TASK TO CARRY OUT: Take each line that has the word "name" and return it.

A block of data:
--------------------

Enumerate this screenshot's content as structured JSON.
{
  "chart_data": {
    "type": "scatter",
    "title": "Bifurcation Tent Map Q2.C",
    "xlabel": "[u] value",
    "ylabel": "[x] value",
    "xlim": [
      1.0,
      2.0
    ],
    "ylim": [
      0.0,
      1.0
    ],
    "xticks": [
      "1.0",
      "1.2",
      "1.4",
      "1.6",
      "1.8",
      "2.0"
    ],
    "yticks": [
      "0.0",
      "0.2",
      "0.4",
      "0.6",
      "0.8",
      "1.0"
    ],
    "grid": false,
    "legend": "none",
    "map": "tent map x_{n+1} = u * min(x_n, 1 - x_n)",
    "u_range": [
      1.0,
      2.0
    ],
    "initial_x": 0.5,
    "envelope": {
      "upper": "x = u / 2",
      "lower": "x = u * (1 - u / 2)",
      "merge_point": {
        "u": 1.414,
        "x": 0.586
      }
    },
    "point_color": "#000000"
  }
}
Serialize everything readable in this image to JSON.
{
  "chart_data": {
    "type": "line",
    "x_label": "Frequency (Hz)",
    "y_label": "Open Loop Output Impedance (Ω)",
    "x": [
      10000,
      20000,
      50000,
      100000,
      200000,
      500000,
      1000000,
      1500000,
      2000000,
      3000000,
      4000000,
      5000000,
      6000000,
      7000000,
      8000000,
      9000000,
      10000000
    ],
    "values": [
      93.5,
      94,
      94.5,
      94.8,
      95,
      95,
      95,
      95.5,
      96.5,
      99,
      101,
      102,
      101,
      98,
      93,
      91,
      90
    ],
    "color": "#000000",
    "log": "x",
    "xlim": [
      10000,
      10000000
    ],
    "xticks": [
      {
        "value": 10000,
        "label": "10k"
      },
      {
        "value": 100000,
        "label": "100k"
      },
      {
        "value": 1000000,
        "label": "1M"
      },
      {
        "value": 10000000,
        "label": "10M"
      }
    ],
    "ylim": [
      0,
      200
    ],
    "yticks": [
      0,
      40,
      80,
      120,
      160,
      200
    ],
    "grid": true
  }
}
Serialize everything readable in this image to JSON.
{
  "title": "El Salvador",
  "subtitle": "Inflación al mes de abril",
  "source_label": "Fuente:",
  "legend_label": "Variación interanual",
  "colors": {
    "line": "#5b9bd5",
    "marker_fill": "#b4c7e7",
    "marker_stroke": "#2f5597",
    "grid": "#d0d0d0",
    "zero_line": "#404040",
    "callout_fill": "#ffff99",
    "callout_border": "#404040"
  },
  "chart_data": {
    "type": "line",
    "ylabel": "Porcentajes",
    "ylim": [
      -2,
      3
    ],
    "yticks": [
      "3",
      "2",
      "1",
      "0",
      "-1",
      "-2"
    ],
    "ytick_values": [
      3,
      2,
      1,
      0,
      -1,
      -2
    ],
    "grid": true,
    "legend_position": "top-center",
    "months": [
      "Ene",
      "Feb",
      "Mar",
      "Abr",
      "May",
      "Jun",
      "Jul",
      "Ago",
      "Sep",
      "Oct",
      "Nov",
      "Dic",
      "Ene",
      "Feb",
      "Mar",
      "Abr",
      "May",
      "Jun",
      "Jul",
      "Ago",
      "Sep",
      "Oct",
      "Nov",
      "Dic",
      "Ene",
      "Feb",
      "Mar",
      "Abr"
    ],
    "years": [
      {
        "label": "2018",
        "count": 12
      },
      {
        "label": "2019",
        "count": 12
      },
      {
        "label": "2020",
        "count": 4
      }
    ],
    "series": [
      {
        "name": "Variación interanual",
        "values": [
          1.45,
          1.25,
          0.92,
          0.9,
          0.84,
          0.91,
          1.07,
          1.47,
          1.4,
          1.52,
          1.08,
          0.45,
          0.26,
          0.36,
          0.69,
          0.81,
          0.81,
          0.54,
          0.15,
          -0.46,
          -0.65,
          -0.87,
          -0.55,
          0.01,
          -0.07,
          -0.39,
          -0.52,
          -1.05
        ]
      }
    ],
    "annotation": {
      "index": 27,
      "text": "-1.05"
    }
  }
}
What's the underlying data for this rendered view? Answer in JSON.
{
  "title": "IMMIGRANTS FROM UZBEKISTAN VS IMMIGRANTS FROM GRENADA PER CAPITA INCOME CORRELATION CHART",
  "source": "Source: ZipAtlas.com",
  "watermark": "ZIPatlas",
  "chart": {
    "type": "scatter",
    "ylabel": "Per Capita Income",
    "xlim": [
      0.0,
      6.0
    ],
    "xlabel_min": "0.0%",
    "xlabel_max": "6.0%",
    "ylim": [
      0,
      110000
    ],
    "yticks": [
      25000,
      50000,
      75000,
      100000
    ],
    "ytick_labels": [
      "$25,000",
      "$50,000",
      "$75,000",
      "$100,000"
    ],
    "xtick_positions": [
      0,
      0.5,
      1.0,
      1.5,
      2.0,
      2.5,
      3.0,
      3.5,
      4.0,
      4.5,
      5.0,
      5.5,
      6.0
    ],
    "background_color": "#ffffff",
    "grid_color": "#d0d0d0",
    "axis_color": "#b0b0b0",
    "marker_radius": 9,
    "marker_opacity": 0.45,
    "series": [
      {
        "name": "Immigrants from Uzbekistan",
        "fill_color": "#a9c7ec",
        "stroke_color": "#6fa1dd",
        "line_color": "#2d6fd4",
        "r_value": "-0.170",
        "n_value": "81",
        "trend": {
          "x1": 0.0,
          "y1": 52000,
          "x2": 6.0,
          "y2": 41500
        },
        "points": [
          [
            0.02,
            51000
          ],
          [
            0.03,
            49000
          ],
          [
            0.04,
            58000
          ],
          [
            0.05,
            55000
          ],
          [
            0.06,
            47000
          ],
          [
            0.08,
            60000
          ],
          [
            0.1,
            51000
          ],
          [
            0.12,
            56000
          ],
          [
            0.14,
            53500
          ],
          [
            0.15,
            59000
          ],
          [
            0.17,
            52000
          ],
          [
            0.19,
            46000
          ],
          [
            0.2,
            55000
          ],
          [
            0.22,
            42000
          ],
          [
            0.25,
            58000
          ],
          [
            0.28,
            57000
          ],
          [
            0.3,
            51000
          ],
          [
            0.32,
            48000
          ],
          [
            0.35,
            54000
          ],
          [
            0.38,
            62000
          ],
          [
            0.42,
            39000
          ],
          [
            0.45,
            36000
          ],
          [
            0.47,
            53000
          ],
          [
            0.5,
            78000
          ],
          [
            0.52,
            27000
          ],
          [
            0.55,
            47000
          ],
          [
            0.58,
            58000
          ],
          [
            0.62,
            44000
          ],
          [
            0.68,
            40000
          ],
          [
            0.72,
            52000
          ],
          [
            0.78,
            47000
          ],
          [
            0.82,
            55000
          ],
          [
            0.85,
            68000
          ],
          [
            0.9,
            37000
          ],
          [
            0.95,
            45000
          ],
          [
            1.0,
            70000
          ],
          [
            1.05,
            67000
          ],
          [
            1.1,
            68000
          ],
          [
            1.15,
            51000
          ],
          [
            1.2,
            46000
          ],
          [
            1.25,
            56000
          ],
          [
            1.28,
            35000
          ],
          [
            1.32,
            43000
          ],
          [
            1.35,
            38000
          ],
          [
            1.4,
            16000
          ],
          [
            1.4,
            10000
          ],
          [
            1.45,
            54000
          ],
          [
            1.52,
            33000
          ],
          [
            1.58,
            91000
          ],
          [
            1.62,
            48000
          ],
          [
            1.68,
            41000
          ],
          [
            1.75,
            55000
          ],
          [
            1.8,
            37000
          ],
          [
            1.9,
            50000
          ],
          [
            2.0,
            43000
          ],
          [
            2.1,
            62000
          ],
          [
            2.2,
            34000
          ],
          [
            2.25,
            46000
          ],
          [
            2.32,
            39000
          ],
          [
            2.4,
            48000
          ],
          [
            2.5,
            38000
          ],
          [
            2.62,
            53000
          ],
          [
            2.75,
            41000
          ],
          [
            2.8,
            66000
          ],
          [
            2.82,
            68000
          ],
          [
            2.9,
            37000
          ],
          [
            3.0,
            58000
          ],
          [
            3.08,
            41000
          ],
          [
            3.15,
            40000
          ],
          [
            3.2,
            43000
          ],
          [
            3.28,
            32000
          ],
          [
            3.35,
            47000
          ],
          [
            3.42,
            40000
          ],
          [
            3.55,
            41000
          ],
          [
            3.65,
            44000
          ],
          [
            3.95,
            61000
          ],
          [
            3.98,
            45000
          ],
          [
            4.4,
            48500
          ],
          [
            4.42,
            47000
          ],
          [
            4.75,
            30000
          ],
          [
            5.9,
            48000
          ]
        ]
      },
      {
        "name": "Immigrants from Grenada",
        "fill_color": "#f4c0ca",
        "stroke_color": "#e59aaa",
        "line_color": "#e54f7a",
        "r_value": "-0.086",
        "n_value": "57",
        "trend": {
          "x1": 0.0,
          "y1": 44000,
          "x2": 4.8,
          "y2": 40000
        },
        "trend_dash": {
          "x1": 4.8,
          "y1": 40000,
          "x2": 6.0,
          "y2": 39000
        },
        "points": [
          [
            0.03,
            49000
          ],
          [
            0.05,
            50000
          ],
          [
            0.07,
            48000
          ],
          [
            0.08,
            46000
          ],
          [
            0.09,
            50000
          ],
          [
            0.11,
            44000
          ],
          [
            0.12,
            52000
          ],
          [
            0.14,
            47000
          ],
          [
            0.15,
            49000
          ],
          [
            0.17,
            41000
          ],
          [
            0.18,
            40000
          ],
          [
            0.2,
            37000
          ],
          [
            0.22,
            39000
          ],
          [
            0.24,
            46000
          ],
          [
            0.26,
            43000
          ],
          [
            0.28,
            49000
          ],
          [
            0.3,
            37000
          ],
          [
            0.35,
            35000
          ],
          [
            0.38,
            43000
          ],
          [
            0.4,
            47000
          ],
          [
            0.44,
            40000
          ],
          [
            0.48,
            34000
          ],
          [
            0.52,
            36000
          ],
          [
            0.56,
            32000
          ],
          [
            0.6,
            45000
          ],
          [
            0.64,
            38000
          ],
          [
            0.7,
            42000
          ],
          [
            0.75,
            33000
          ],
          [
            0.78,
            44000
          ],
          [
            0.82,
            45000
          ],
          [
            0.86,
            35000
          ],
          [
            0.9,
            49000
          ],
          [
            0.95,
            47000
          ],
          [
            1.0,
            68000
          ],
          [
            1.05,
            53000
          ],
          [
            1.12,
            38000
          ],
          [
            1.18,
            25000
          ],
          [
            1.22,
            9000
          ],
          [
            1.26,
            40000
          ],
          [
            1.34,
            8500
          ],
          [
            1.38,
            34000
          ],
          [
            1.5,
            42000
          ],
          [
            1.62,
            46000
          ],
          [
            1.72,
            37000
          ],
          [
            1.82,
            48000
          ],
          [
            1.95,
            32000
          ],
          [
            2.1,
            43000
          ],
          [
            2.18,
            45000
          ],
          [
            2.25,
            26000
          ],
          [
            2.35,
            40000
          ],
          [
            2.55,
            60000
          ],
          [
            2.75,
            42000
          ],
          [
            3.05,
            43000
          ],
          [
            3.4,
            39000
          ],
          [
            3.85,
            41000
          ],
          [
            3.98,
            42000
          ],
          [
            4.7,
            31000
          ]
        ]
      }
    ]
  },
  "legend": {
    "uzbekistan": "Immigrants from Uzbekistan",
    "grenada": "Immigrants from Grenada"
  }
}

--------------------

ANSWER TO THIS TASK:
        "name": "Variación interanual",
        "name": "Immigrants from Uzbekistan",
        "name": "Immigrants from Grenada",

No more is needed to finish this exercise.